- Rows
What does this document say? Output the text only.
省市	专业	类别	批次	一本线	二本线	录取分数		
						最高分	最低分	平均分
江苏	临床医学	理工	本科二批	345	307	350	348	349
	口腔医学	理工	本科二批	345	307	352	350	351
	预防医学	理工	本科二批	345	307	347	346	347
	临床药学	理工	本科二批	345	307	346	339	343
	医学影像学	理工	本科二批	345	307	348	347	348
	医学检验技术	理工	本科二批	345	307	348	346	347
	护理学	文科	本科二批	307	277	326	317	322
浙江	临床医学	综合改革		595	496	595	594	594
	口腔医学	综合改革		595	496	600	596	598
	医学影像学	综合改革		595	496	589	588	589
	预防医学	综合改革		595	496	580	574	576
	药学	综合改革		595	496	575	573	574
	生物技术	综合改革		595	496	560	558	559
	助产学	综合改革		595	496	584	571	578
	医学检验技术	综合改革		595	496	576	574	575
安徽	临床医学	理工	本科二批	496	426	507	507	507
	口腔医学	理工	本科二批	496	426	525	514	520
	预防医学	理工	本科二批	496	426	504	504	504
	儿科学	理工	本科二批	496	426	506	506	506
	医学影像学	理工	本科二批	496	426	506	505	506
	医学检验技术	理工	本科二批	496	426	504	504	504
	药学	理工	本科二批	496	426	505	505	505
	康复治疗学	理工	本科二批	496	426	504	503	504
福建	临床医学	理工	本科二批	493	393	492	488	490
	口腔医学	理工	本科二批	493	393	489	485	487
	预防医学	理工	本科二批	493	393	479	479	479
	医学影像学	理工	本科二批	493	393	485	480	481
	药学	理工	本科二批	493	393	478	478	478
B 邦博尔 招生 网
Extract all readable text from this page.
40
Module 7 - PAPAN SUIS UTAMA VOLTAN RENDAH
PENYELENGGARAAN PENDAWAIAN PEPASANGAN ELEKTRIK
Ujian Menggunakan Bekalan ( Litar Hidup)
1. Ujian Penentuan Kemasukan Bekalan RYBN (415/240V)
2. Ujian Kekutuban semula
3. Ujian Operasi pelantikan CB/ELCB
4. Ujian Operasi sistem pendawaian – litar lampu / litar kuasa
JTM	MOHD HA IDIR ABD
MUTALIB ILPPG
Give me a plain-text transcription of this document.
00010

- Required task
Read through the data and copy every line where "document" shows up.

- Solved problem
What does this document say? Output the text only.
Give me a plain-text transcription of this document.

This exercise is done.